• Records shown:
+--

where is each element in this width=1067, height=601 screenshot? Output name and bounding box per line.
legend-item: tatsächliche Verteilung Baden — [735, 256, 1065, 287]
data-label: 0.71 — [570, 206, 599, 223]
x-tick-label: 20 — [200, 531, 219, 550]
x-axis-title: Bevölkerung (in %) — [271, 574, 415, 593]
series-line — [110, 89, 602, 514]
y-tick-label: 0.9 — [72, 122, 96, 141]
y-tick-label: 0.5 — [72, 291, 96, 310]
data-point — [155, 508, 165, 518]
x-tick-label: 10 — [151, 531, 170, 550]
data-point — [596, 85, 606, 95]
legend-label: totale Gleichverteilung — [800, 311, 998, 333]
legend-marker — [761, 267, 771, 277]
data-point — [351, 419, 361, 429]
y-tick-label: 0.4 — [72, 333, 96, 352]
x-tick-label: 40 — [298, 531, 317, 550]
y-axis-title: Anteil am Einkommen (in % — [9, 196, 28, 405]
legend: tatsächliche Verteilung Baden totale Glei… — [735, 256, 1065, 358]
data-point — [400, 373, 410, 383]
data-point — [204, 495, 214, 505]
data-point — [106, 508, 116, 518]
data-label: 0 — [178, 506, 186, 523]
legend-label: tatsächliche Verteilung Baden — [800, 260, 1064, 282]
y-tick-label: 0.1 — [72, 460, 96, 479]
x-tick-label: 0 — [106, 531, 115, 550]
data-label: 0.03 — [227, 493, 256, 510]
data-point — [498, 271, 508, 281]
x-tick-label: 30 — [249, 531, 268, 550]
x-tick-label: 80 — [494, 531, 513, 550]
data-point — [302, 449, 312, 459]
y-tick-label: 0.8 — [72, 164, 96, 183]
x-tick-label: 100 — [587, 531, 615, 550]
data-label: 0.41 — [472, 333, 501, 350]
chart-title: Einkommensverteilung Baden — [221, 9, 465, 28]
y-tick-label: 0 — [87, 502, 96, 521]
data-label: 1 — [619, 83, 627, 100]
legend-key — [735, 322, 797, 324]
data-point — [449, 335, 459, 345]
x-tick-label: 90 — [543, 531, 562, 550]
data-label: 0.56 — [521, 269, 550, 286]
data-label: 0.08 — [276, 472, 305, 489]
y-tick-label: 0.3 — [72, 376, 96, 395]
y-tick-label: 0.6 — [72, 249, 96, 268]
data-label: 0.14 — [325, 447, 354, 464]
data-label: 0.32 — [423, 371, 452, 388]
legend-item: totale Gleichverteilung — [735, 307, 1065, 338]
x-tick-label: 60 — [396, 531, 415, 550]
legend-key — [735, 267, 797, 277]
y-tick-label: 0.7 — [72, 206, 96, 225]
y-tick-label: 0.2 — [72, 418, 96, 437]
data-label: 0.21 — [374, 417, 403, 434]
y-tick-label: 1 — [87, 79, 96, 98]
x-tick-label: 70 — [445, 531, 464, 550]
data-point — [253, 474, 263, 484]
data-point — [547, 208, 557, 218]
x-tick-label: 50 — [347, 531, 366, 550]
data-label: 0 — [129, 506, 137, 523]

+--

• Set problem: Reproduce every row above verbatim, in the same order.

• The reply:
where is each element in this width=1067, height=601 screenshot? Output name and bounding box per line.
legend-item: tatsächliche Verteilung Baden — [735, 256, 1065, 287]
data-label: 0.71 — [570, 206, 599, 223]
x-tick-label: 20 — [200, 531, 219, 550]
x-axis-title: Bevölkerung (in %) — [271, 574, 415, 593]
series-line — [110, 89, 602, 514]
y-tick-label: 0.9 — [72, 122, 96, 141]
y-tick-label: 0.5 — [72, 291, 96, 310]
data-point — [155, 508, 165, 518]
x-tick-label: 10 — [151, 531, 170, 550]
data-point — [596, 85, 606, 95]
legend-label: totale Gleichverteilung — [800, 311, 998, 333]
legend-marker — [761, 267, 771, 277]
data-point — [351, 419, 361, 429]
y-tick-label: 0.4 — [72, 333, 96, 352]
x-tick-label: 40 — [298, 531, 317, 550]
y-axis-title: Anteil am Einkommen (in % — [9, 196, 28, 405]
legend: tatsächliche Verteilung Baden totale Glei… — [735, 256, 1065, 358]
data-point — [400, 373, 410, 383]
data-point — [204, 495, 214, 505]
data-point — [106, 508, 116, 518]
data-label: 0 — [178, 506, 186, 523]
legend-label: tatsächliche Verteilung Baden — [800, 260, 1064, 282]
y-tick-label: 0.1 — [72, 460, 96, 479]
x-tick-label: 0 — [106, 531, 115, 550]
data-label: 0.03 — [227, 493, 256, 510]
data-point — [498, 271, 508, 281]
x-tick-label: 30 — [249, 531, 268, 550]
x-tick-label: 80 — [494, 531, 513, 550]
data-point — [302, 449, 312, 459]
y-tick-label: 0.8 — [72, 164, 96, 183]
x-tick-label: 100 — [587, 531, 615, 550]
data-label: 0.41 — [472, 333, 501, 350]
chart-title: Einkommensverteilung Baden — [221, 9, 465, 28]
y-tick-label: 0 — [87, 502, 96, 521]
data-label: 1 — [619, 83, 627, 100]
legend-key — [735, 322, 797, 324]
data-point — [449, 335, 459, 345]
x-tick-label: 90 — [543, 531, 562, 550]
data-label: 0.56 — [521, 269, 550, 286]
data-label: 0.08 — [276, 472, 305, 489]
y-tick-label: 0.3 — [72, 376, 96, 395]
y-tick-label: 0.6 — [72, 249, 96, 268]
data-label: 0.14 — [325, 447, 354, 464]
data-label: 0.32 — [423, 371, 452, 388]
legend-item: totale Gleichverteilung — [735, 307, 1065, 338]
x-tick-label: 60 — [396, 531, 415, 550]
legend-key — [735, 267, 797, 277]
y-tick-label: 0.7 — [72, 206, 96, 225]
y-tick-label: 0.2 — [72, 418, 96, 437]
data-label: 0.21 — [374, 417, 403, 434]
y-tick-label: 1 — [87, 79, 96, 98]
x-tick-label: 70 — [445, 531, 464, 550]
data-point — [253, 474, 263, 484]
data-point — [547, 208, 557, 218]
x-tick-label: 50 — [347, 531, 366, 550]
data-label: 0 — [129, 506, 137, 523]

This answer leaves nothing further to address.